▸ **Request**: For each line of the data below that holds "Multiple", copy the line.

[Dataset excerpts]
>> start

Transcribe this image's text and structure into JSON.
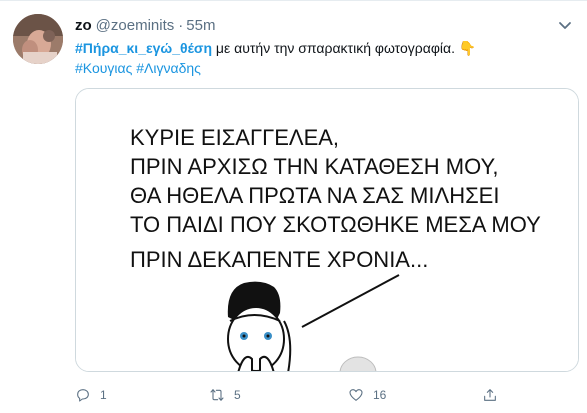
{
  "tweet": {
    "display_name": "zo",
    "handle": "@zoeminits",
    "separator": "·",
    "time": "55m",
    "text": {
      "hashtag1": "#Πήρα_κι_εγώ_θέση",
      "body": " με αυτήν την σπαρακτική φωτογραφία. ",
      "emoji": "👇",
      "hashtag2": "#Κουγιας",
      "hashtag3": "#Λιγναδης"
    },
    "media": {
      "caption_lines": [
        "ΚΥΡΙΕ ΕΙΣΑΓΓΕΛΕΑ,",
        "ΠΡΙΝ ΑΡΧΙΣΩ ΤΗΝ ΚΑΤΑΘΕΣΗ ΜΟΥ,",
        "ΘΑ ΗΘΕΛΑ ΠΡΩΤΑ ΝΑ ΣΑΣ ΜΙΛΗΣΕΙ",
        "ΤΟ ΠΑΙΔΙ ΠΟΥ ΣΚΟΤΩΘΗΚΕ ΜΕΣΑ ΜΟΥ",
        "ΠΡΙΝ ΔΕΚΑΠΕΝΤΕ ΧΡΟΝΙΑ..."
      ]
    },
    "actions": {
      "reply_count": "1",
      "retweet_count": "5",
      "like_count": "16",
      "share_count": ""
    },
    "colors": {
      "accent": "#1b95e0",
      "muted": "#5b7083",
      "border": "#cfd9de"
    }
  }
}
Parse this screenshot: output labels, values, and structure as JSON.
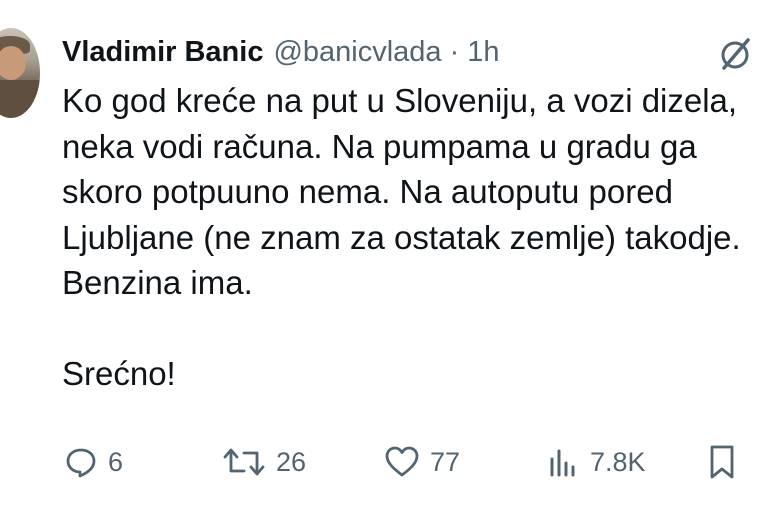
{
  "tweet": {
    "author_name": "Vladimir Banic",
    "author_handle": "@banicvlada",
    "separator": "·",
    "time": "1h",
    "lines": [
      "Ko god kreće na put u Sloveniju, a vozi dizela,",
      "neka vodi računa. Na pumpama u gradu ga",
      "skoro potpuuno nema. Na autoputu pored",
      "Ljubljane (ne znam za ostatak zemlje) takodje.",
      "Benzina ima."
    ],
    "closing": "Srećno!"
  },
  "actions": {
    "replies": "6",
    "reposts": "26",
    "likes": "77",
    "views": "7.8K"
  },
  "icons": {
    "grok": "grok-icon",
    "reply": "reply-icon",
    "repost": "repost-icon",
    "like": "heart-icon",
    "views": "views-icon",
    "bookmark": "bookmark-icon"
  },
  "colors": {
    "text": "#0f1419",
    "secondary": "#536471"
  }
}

>> end
>> start

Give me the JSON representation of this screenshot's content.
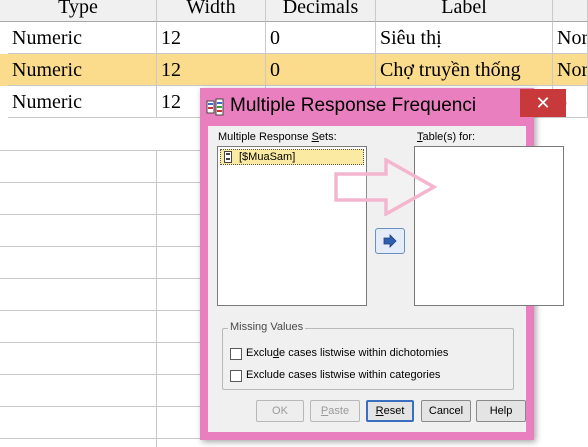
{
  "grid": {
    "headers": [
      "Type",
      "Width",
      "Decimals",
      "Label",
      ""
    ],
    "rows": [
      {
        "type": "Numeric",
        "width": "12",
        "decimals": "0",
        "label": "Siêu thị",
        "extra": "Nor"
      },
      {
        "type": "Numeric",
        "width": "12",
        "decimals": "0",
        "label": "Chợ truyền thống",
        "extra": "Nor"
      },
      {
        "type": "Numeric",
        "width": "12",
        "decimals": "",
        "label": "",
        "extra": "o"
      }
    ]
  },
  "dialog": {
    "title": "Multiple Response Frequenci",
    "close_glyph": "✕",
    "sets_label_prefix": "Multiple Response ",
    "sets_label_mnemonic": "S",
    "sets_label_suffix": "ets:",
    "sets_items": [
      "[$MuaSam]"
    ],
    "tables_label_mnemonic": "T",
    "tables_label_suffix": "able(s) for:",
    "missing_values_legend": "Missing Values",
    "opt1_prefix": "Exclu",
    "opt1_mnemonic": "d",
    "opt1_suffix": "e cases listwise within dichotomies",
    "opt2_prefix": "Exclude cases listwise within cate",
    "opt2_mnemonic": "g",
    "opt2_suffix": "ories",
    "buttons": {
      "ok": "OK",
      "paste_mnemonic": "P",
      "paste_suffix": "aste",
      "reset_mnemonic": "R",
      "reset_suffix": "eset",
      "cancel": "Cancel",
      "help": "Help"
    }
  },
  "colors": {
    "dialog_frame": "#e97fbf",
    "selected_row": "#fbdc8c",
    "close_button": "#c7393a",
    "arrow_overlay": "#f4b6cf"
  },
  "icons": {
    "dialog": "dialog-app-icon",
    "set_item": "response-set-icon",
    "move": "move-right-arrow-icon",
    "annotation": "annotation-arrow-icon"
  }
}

>> end
>> start

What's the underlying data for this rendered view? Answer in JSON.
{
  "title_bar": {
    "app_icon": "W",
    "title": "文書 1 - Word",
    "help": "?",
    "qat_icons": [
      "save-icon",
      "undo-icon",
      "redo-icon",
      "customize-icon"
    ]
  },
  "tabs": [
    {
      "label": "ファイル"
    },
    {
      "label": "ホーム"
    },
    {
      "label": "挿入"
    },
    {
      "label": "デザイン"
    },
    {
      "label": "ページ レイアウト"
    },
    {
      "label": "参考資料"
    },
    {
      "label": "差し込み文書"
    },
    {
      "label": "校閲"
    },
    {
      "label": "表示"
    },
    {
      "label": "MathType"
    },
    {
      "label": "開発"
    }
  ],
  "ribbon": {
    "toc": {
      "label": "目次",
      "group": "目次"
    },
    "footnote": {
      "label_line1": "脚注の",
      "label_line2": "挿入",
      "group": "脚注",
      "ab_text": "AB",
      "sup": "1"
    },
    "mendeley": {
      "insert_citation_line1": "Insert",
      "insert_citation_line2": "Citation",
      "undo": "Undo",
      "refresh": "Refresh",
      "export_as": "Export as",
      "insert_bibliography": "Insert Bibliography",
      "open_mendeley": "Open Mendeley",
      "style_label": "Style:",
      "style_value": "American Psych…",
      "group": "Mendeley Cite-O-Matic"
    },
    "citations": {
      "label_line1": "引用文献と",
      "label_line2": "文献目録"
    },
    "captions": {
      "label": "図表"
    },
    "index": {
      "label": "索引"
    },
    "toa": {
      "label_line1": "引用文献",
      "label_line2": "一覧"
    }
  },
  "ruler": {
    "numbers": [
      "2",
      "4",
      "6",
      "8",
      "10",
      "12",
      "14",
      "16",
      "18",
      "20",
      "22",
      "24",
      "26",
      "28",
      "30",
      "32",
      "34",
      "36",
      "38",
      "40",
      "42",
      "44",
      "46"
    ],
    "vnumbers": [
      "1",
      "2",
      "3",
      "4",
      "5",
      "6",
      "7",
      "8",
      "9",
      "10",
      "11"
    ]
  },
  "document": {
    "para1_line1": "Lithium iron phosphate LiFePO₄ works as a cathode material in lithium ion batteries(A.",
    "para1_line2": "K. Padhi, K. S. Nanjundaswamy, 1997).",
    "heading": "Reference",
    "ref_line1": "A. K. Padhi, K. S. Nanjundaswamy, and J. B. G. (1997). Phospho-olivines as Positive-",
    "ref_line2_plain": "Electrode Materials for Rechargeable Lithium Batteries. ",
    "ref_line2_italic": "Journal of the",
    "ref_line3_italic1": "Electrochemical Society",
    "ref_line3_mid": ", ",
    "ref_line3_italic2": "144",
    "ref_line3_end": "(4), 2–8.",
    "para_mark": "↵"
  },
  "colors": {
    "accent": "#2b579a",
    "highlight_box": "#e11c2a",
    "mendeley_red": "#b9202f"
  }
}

>> end

▸ **Task solution**:
    "title": "Multiple Response Frequenci",
    "sets_label_prefix": "Multiple Response ",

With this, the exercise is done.